Goal of the exercise: Give the number of lines containing the word "used", and nothing else.

Records from a dataset:

——

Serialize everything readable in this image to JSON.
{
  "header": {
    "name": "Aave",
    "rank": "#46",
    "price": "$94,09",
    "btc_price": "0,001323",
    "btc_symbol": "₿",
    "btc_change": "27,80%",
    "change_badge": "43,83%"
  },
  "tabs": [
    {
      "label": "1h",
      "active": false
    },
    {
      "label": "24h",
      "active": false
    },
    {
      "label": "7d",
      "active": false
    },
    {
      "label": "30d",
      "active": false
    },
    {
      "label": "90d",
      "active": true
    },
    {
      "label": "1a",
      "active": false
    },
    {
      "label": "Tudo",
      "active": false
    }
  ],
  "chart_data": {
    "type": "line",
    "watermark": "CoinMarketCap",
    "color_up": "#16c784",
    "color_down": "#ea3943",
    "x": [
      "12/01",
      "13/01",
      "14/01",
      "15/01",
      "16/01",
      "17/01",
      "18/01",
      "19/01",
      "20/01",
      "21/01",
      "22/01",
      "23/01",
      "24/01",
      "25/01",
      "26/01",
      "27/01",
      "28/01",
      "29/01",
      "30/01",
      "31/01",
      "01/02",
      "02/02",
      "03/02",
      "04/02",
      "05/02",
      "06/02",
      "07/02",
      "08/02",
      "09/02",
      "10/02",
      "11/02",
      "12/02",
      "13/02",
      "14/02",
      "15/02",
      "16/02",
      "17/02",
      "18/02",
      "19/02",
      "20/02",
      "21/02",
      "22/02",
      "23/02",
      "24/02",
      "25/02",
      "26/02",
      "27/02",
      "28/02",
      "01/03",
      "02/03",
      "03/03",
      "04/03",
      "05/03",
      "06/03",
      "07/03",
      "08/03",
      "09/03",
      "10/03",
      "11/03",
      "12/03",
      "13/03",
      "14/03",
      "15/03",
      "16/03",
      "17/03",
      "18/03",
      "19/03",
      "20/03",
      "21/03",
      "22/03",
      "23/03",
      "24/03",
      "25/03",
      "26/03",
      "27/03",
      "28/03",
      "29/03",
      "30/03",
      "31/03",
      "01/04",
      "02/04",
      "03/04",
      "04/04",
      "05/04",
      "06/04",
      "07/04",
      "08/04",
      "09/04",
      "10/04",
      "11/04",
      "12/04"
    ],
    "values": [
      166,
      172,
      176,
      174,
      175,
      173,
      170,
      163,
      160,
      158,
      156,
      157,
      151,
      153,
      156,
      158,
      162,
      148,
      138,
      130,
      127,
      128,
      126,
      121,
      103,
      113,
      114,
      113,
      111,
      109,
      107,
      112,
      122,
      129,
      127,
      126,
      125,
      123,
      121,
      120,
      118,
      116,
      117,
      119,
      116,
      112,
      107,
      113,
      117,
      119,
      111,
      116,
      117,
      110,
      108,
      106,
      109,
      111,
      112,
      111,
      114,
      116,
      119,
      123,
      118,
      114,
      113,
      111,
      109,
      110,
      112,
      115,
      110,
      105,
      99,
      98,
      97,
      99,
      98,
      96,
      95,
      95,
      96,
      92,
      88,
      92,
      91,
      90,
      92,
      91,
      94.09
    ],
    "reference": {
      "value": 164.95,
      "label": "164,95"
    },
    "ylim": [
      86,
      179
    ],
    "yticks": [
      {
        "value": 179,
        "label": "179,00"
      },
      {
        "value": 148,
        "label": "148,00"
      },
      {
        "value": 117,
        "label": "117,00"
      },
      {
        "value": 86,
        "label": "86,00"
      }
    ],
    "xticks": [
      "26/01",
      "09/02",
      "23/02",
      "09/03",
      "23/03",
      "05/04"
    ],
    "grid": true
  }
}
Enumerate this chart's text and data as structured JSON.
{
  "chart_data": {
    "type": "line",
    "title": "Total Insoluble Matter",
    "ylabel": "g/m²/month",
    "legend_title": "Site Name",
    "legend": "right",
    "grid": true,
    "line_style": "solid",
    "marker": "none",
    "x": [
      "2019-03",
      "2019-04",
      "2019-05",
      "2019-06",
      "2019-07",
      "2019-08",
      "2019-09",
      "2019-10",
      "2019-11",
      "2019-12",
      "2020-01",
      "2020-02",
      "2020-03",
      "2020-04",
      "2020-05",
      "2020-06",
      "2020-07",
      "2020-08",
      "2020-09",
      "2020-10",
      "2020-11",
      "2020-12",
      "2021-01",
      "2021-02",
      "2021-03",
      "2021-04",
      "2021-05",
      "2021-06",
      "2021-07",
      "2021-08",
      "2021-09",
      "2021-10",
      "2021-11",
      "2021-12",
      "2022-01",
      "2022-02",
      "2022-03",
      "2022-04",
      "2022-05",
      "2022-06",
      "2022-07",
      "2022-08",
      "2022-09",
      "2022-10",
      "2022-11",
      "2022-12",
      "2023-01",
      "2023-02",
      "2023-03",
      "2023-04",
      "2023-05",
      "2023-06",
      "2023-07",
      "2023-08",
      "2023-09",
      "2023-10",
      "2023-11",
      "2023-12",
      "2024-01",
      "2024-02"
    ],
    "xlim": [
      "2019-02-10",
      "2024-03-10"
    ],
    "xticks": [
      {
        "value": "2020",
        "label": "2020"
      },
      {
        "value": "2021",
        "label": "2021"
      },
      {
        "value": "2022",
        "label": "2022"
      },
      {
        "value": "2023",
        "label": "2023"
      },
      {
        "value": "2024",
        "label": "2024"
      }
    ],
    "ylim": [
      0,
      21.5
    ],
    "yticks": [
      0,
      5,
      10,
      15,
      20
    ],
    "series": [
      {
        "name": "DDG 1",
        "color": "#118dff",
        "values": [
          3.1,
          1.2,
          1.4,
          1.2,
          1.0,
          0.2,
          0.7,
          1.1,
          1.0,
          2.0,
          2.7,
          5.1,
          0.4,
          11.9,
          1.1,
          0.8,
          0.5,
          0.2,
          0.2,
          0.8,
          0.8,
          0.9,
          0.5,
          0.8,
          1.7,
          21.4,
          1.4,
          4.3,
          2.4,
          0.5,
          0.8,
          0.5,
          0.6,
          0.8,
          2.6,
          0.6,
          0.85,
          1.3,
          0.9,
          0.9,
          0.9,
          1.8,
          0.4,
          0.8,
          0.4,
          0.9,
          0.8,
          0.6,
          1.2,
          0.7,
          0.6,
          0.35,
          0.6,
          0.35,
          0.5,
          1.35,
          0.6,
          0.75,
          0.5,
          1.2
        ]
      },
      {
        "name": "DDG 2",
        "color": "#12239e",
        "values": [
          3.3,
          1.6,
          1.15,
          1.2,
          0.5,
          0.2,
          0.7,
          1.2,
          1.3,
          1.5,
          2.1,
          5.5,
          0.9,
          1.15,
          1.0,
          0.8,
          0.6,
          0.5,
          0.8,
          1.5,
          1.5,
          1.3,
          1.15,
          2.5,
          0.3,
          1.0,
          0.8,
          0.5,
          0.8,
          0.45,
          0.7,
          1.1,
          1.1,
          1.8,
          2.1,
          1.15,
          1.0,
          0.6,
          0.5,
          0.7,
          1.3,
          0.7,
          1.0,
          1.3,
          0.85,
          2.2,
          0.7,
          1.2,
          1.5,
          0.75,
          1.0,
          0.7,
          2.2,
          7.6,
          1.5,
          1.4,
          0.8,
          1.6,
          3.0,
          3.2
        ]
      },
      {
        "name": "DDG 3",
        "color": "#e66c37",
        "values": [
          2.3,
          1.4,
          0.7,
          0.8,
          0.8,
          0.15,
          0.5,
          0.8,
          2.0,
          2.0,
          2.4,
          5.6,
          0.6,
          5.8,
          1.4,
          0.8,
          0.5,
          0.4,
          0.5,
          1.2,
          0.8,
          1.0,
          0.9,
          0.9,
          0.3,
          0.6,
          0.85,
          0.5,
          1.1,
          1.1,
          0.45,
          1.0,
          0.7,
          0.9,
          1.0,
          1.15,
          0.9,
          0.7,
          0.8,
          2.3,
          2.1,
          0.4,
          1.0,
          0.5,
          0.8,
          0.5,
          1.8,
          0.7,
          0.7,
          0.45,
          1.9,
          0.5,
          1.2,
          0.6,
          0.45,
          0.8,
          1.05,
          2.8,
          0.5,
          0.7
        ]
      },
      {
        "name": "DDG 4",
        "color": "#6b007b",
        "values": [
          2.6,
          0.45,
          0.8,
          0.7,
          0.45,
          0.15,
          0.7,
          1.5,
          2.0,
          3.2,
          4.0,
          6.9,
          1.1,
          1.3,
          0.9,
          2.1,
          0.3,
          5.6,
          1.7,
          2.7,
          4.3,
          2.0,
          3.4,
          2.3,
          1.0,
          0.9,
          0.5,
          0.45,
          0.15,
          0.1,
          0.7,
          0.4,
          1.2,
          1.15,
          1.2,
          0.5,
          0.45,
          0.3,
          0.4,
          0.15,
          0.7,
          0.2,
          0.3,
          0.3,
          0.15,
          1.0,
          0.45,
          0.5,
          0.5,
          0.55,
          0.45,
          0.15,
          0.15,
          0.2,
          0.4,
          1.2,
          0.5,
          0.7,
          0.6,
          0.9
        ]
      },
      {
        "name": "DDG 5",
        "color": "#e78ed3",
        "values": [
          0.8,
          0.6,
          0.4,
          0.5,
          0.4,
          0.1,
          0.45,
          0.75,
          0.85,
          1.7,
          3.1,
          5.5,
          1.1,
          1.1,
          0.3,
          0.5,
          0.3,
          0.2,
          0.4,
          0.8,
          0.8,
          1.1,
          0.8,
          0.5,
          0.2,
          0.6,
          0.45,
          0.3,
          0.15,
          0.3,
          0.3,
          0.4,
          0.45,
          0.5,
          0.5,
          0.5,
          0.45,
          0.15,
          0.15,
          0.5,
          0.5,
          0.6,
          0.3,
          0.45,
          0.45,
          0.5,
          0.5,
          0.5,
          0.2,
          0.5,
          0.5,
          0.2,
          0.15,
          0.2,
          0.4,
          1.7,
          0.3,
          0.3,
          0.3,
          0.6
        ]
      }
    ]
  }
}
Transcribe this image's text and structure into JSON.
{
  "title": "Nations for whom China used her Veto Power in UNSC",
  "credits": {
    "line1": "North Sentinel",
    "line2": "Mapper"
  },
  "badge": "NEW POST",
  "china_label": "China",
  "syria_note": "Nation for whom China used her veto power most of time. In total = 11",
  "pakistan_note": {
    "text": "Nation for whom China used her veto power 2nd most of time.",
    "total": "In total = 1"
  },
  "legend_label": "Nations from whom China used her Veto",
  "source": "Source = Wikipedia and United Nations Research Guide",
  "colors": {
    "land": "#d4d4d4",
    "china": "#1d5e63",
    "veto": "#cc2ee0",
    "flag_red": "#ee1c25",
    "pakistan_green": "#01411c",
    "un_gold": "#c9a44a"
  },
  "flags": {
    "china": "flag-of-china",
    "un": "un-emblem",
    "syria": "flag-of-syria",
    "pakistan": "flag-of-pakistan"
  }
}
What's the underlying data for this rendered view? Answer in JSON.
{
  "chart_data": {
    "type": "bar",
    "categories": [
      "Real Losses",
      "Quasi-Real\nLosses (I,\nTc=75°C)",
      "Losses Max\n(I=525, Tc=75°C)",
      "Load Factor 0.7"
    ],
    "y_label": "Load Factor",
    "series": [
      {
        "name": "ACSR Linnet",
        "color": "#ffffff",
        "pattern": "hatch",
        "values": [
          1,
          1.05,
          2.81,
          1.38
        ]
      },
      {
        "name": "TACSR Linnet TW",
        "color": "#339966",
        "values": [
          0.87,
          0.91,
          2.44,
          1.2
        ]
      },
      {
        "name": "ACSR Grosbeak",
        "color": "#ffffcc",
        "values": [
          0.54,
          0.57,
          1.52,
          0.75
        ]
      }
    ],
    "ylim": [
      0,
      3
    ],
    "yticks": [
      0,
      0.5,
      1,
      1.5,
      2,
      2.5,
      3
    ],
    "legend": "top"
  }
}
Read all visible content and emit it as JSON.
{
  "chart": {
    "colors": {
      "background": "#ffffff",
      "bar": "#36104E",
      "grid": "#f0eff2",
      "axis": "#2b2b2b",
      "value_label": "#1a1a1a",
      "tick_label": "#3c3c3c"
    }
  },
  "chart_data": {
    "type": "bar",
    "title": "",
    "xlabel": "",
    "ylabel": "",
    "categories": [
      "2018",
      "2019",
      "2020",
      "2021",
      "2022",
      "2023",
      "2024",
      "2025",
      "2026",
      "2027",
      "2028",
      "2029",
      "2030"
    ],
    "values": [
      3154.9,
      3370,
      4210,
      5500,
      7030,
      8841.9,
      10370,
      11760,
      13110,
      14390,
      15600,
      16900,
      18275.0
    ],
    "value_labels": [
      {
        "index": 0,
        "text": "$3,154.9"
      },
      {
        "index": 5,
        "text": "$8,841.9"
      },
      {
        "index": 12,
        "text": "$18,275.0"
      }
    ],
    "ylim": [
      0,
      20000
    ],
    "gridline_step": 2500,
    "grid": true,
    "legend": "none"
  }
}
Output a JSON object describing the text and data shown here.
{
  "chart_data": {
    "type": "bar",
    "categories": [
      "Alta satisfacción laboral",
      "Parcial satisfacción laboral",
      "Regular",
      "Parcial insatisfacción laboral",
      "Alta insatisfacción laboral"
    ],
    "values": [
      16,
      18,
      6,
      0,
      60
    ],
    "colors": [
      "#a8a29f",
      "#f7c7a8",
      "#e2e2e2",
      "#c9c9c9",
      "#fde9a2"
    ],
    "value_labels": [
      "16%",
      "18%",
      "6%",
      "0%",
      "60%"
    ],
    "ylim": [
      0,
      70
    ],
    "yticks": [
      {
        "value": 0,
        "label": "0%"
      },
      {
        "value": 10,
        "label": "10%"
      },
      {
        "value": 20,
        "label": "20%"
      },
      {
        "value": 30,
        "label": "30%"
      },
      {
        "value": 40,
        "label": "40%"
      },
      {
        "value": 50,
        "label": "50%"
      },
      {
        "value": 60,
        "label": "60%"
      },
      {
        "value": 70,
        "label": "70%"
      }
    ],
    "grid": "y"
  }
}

——

Expected output: 4